AIM OF THE TASK: Pull every line containing "ABCD" from the entries.

[Data records]

# # # # # # #

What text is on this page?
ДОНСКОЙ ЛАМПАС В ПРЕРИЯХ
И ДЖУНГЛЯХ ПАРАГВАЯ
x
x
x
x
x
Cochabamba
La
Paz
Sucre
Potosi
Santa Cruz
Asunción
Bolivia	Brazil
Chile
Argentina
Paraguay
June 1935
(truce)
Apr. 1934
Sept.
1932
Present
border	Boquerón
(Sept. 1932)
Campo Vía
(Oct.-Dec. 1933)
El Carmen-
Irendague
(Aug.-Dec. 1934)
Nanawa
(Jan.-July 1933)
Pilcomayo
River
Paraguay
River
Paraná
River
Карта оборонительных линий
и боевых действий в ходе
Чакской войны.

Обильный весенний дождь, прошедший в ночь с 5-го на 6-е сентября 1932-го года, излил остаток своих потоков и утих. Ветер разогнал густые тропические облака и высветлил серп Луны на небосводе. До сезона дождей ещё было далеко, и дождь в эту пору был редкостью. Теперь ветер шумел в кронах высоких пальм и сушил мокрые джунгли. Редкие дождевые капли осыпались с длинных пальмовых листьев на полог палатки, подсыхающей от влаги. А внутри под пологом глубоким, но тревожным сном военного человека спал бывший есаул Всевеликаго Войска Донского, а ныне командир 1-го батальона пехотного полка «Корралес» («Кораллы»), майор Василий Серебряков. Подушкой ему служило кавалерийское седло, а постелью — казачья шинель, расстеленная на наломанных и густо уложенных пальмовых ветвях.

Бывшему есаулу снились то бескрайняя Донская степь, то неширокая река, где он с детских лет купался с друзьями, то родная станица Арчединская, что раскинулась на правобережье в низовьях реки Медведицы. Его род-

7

# # # # # # #

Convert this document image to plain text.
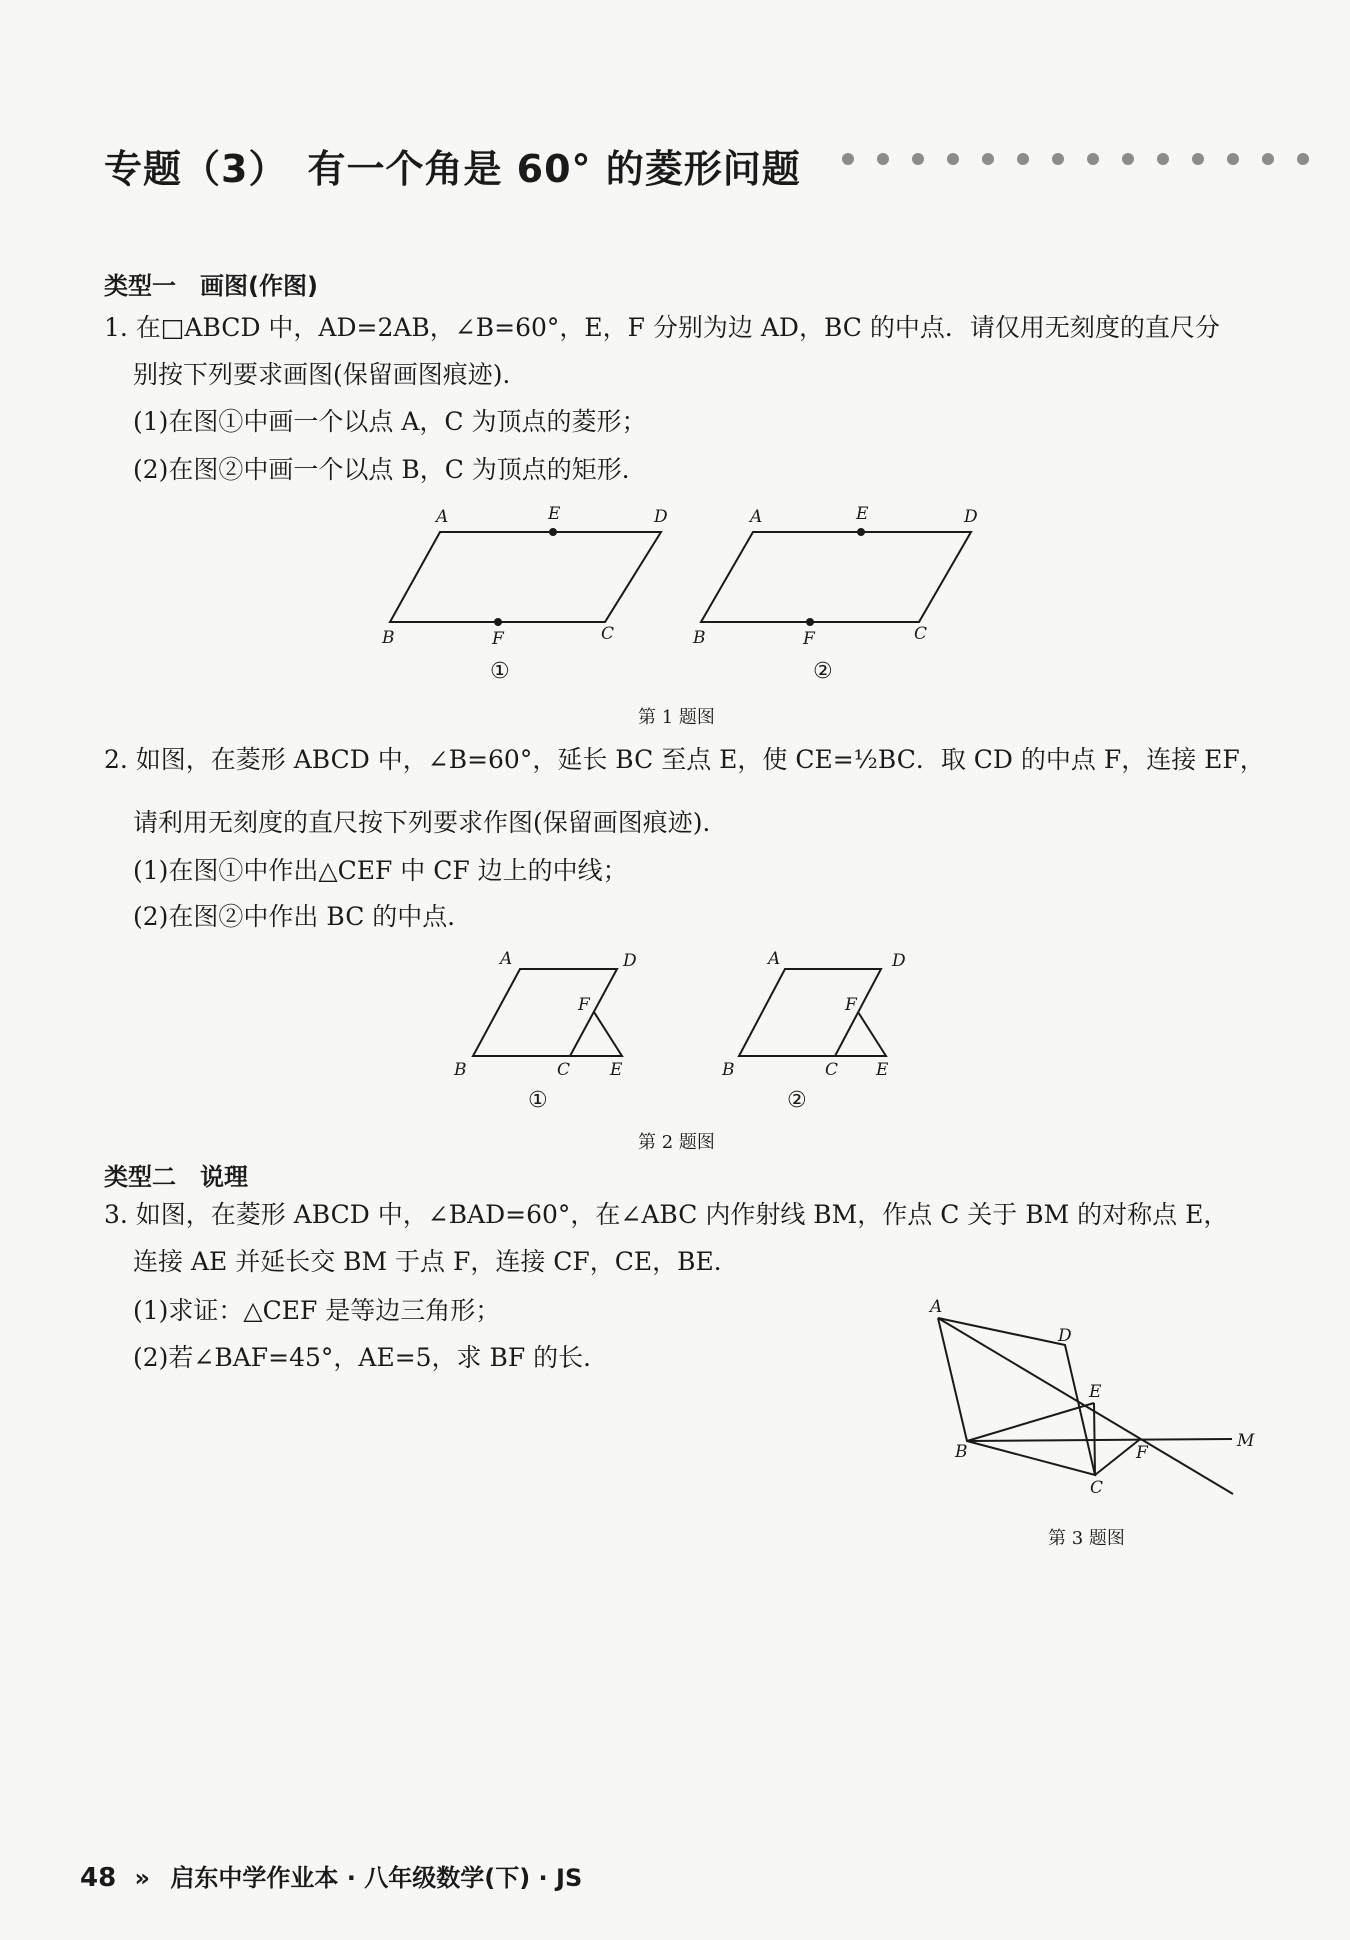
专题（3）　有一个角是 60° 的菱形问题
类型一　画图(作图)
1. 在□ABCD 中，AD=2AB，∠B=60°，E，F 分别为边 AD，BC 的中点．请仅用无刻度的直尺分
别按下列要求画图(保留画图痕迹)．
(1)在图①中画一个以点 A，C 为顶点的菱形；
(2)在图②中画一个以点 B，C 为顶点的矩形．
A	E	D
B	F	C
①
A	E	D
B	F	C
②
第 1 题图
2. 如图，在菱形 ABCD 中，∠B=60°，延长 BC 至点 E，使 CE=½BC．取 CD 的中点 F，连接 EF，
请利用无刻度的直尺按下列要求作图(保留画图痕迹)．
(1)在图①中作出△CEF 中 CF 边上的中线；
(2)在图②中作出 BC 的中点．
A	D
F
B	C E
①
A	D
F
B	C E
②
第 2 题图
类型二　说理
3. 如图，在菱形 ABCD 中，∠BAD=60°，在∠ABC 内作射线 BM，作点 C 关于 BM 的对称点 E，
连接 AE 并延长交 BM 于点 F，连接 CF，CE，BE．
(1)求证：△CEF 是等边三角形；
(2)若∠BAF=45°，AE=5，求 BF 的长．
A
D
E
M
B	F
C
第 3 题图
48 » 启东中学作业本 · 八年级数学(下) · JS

# # # # # # #

ANSWER:
1. 在□ABCD 中，AD=2AB，∠B=60°，E，F 分别为边 AD，BC 的中点．请仅用无刻度的直尺分
2. 如图，在菱形 ABCD 中，∠B=60°，延长 BC 至点 E，使 CE=½BC．取 CD 的中点 F，连接 EF，
3. 如图，在菱形 ABCD 中，∠BAD=60°，在∠ABC 内作射线 BM，作点 C 关于 BM 的对称点 E，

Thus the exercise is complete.